GIVEN REQUEST:
Pick out each line containing the string "title" and copy it.

RECORD SET:
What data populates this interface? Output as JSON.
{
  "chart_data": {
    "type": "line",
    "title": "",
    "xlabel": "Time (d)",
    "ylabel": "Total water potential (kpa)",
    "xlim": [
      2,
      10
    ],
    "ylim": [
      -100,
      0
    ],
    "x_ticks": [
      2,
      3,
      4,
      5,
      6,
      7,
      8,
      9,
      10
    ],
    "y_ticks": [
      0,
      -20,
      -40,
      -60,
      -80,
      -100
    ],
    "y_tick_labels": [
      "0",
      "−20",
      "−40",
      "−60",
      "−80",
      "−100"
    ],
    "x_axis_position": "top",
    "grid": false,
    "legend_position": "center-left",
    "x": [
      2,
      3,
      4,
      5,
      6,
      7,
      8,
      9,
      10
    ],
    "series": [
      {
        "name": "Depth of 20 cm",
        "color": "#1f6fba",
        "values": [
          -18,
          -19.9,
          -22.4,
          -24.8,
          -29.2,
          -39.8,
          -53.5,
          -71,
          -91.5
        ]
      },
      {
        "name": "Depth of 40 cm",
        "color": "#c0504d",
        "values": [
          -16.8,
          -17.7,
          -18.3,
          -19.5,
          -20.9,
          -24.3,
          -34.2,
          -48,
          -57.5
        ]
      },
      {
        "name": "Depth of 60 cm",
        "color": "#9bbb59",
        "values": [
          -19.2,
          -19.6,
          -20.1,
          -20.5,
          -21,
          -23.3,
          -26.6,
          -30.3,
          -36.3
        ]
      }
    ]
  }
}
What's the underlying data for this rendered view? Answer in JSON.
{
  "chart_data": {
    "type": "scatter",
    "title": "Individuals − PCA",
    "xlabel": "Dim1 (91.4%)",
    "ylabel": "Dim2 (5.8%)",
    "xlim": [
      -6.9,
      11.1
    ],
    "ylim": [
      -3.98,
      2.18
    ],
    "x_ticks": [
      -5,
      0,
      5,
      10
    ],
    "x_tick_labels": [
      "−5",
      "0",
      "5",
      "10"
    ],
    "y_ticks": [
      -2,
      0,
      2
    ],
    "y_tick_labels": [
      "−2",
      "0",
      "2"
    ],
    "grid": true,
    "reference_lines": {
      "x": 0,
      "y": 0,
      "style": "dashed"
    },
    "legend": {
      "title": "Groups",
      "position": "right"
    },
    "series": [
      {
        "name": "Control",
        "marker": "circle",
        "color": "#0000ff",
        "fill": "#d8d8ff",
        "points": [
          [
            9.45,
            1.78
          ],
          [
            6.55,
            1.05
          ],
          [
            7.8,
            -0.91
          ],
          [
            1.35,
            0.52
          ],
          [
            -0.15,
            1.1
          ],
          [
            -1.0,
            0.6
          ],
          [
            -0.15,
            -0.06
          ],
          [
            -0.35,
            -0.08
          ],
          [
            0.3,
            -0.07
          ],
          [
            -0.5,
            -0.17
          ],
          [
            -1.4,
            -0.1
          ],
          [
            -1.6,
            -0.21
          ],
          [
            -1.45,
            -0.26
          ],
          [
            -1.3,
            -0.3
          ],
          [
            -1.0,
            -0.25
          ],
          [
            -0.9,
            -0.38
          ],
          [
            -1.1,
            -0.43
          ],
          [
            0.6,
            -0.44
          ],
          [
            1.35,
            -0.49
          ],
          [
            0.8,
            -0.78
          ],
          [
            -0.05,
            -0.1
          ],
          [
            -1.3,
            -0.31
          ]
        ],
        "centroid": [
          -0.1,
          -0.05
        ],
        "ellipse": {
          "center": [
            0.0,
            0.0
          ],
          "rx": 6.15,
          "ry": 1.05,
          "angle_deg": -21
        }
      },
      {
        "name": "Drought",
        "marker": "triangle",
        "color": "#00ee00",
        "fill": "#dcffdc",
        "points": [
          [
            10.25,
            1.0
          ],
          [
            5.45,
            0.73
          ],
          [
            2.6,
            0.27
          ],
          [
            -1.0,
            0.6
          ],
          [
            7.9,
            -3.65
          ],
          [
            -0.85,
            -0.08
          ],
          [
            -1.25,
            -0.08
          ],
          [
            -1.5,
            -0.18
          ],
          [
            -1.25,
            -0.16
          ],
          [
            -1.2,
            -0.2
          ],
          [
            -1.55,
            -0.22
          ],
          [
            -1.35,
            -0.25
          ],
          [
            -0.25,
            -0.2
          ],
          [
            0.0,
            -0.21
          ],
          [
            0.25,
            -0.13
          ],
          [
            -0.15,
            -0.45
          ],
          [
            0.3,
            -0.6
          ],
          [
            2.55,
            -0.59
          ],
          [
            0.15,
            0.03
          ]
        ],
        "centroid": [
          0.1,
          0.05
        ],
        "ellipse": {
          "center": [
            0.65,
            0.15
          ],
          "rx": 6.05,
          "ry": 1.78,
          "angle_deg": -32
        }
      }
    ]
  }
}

SOLUTION TO THIS TASK:
    "title": "",
    "title": "Individuals − PCA",
      "title": "Groups",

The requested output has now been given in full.